Task prompt
Reproduce every line of the material below, but drop the pictures.

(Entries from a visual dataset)

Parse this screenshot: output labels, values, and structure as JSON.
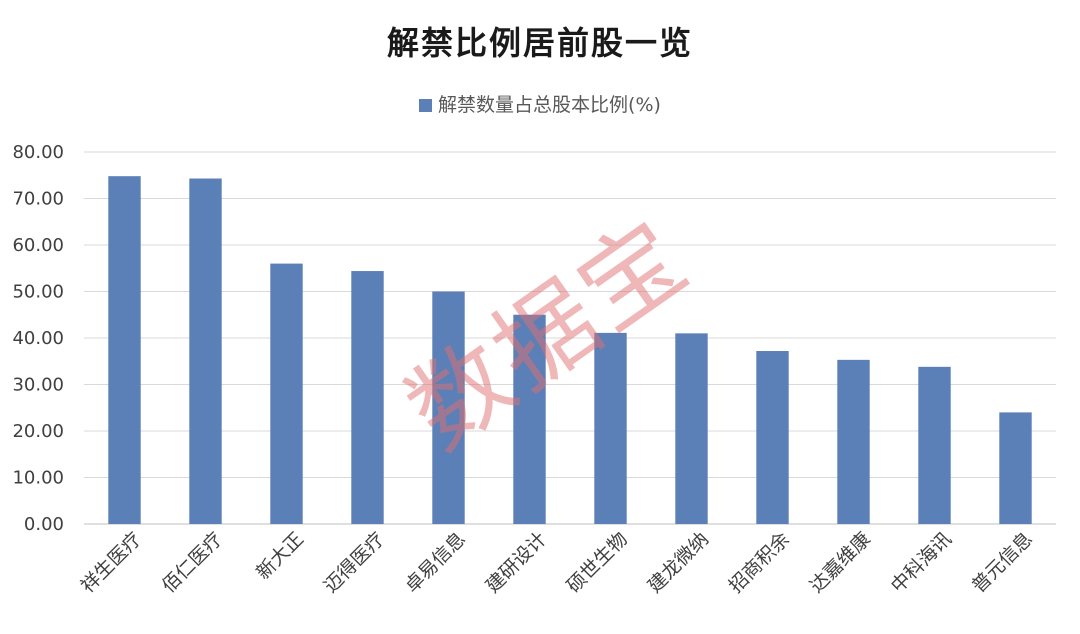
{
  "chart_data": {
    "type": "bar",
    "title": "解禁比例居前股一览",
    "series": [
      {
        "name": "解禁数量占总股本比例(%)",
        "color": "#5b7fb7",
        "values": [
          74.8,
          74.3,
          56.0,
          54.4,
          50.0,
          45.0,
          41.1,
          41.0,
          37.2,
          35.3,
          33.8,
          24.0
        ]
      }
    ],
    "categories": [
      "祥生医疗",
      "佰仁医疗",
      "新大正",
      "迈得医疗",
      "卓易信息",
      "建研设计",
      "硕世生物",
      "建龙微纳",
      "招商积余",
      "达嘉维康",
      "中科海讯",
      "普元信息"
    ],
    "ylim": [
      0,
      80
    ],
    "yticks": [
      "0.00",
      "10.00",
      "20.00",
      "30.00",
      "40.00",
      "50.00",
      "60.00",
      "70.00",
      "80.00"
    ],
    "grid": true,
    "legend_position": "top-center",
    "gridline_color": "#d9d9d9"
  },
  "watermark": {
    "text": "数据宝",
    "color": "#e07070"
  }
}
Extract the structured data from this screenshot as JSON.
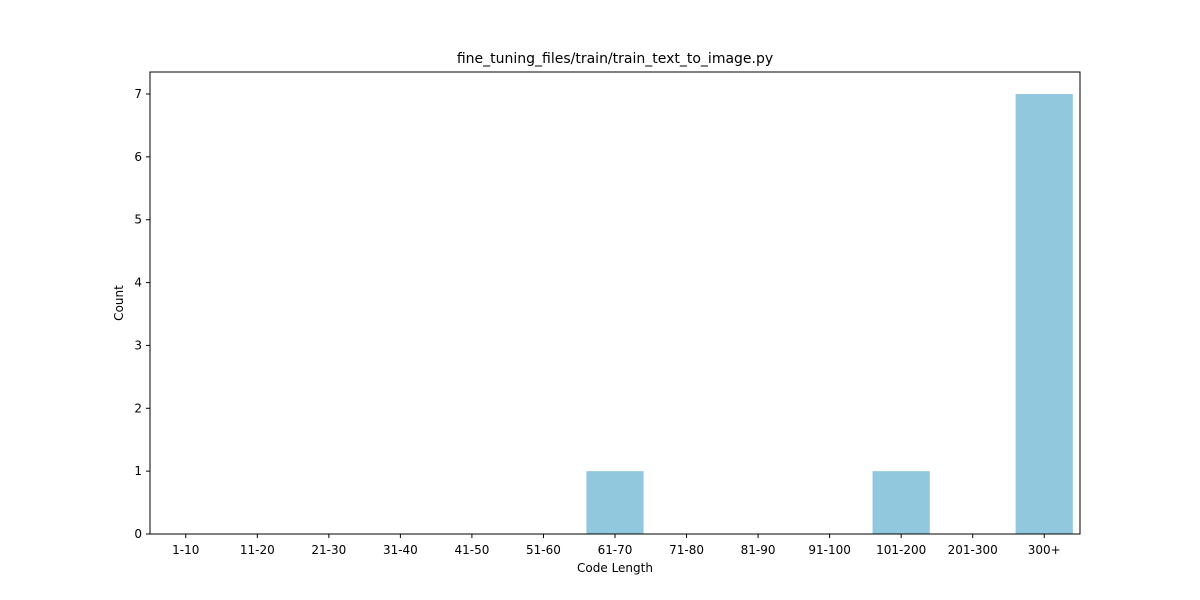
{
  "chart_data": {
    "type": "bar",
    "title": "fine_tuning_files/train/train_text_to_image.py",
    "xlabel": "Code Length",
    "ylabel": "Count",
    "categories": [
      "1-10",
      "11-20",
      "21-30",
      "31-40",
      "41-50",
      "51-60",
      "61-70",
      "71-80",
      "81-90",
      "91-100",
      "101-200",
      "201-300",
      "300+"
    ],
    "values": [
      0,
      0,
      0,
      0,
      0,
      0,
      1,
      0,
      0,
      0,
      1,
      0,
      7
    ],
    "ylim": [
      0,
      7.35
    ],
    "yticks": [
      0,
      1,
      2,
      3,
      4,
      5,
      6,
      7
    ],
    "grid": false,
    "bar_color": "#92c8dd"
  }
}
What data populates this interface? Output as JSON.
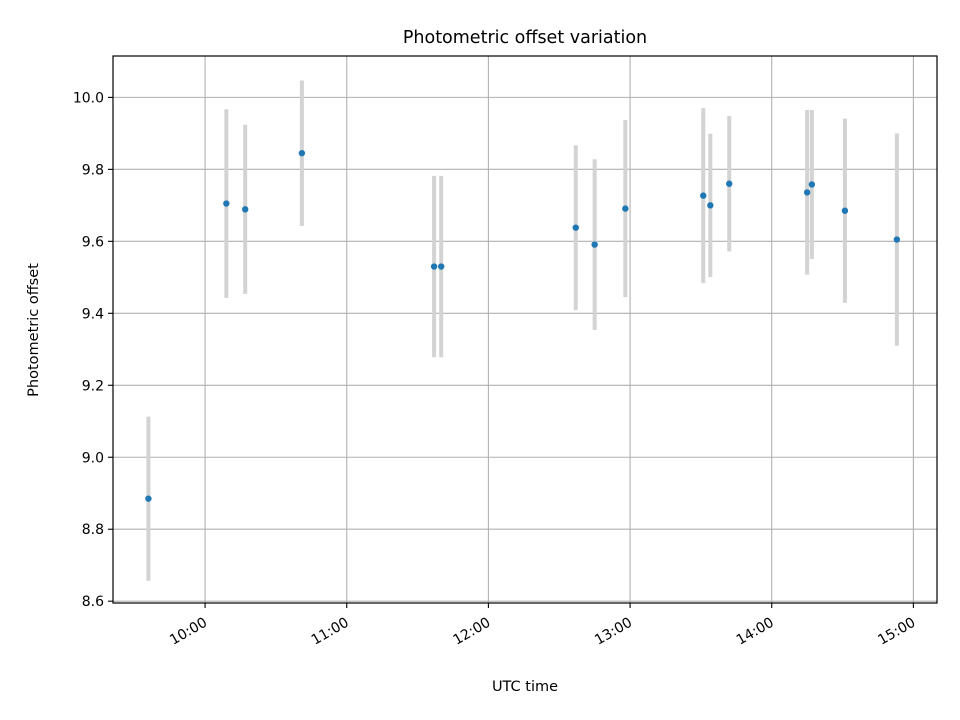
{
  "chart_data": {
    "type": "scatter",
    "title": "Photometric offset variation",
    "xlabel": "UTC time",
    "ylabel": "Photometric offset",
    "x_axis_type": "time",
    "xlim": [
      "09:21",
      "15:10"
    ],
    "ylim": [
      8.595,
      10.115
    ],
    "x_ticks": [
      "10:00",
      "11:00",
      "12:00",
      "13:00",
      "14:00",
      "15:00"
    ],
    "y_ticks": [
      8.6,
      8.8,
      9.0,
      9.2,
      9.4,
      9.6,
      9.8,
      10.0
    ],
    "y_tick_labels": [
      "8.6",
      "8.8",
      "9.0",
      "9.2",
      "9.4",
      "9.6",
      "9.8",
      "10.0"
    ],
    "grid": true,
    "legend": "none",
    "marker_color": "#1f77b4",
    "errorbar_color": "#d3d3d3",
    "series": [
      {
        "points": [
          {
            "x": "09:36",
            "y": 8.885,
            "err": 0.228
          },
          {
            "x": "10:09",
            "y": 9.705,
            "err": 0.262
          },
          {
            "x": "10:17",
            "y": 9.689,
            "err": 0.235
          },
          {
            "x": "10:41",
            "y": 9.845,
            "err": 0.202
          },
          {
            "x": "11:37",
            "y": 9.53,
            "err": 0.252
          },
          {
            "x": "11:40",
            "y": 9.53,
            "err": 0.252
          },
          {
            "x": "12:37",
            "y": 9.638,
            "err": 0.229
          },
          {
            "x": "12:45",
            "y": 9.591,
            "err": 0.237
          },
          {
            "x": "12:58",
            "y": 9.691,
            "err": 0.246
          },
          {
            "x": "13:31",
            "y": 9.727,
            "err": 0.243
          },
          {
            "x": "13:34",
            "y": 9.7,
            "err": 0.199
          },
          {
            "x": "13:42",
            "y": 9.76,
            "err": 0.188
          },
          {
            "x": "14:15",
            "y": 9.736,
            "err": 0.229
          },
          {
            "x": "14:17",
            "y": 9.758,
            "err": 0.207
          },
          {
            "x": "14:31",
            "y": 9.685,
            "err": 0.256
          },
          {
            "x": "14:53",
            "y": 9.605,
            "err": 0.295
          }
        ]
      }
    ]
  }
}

Complete answer
Parse this screenshot: output labels, values, and structure as JSON.
{
  "chart_data": {
    "type": "bar",
    "title": "解禁比例居前股一览",
    "series": [
      {
        "name": "解禁数量占总股本比例(%)",
        "color": "#5b7fb7",
        "values": [
          74.8,
          74.3,
          56.0,
          54.4,
          50.0,
          45.0,
          41.1,
          41.0,
          37.2,
          35.3,
          33.8,
          24.0
        ]
      }
    ],
    "categories": [
      "祥生医疗",
      "佰仁医疗",
      "新大正",
      "迈得医疗",
      "卓易信息",
      "建研设计",
      "硕世生物",
      "建龙微纳",
      "招商积余",
      "达嘉维康",
      "中科海讯",
      "普元信息"
    ],
    "ylim": [
      0,
      80
    ],
    "yticks": [
      "0.00",
      "10.00",
      "20.00",
      "30.00",
      "40.00",
      "50.00",
      "60.00",
      "70.00",
      "80.00"
    ],
    "grid": true,
    "legend_position": "top-center",
    "gridline_color": "#d9d9d9"
  },
  "watermark": {
    "text": "数据宝",
    "color": "#e07070"
  }
}
Extract the structured data from this screenshot as JSON.
{
  "chart_data": {
    "type": "bar",
    "title": "fine_tuning_files/train/train_text_to_image.py",
    "xlabel": "Code Length",
    "ylabel": "Count",
    "categories": [
      "1-10",
      "11-20",
      "21-30",
      "31-40",
      "41-50",
      "51-60",
      "61-70",
      "71-80",
      "81-90",
      "91-100",
      "101-200",
      "201-300",
      "300+"
    ],
    "values": [
      0,
      0,
      0,
      0,
      0,
      0,
      1,
      0,
      0,
      0,
      1,
      0,
      7
    ],
    "ylim": [
      0,
      7.35
    ],
    "yticks": [
      0,
      1,
      2,
      3,
      4,
      5,
      6,
      7
    ],
    "grid": false,
    "bar_color": "#92c8dd"
  }
}
What data populates this interface? Output as JSON.
{
  "chart_data": {
    "type": "scatter",
    "title": "Photometric offset variation",
    "xlabel": "UTC time",
    "ylabel": "Photometric offset",
    "x_axis_type": "time",
    "xlim": [
      "09:21",
      "15:10"
    ],
    "ylim": [
      8.595,
      10.115
    ],
    "x_ticks": [
      "10:00",
      "11:00",
      "12:00",
      "13:00",
      "14:00",
      "15:00"
    ],
    "y_ticks": [
      8.6,
      8.8,
      9.0,
      9.2,
      9.4,
      9.6,
      9.8,
      10.0
    ],
    "y_tick_labels": [
      "8.6",
      "8.8",
      "9.0",
      "9.2",
      "9.4",
      "9.6",
      "9.8",
      "10.0"
    ],
    "grid": true,
    "legend": "none",
    "marker_color": "#1f77b4",
    "errorbar_color": "#d3d3d3",
    "series": [
      {
        "points": [
          {
            "x": "09:36",
            "y": 8.885,
            "err": 0.228
          },
          {
            "x": "10:09",
            "y": 9.705,
            "err": 0.262
          },
          {
            "x": "10:17",
            "y": 9.689,
            "err": 0.235
          },
          {
            "x": "10:41",
            "y": 9.845,
            "err": 0.202
          },
          {
            "x": "11:37",
            "y": 9.53,
            "err": 0.252
          },
          {
            "x": "11:40",
            "y": 9.53,
            "err": 0.252
          },
          {
            "x": "12:37",
            "y": 9.638,
            "err": 0.229
          },
          {
            "x": "12:45",
            "y": 9.591,
            "err": 0.237
          },
          {
            "x": "12:58",
            "y": 9.691,
            "err": 0.246
          },
          {
            "x": "13:31",
            "y": 9.727,
            "err": 0.243
          },
          {
            "x": "13:34",
            "y": 9.7,
            "err": 0.199
          },
          {
            "x": "13:42",
            "y": 9.76,
            "err": 0.188
          },
          {
            "x": "14:15",
            "y": 9.736,
            "err": 0.229
          },
          {
            "x": "14:17",
            "y": 9.758,
            "err": 0.207
          },
          {
            "x": "14:31",
            "y": 9.685,
            "err": 0.256
          },
          {
            "x": "14:53",
            "y": 9.605,
            "err": 0.295
          }
        ]
      }
    ]
  }
}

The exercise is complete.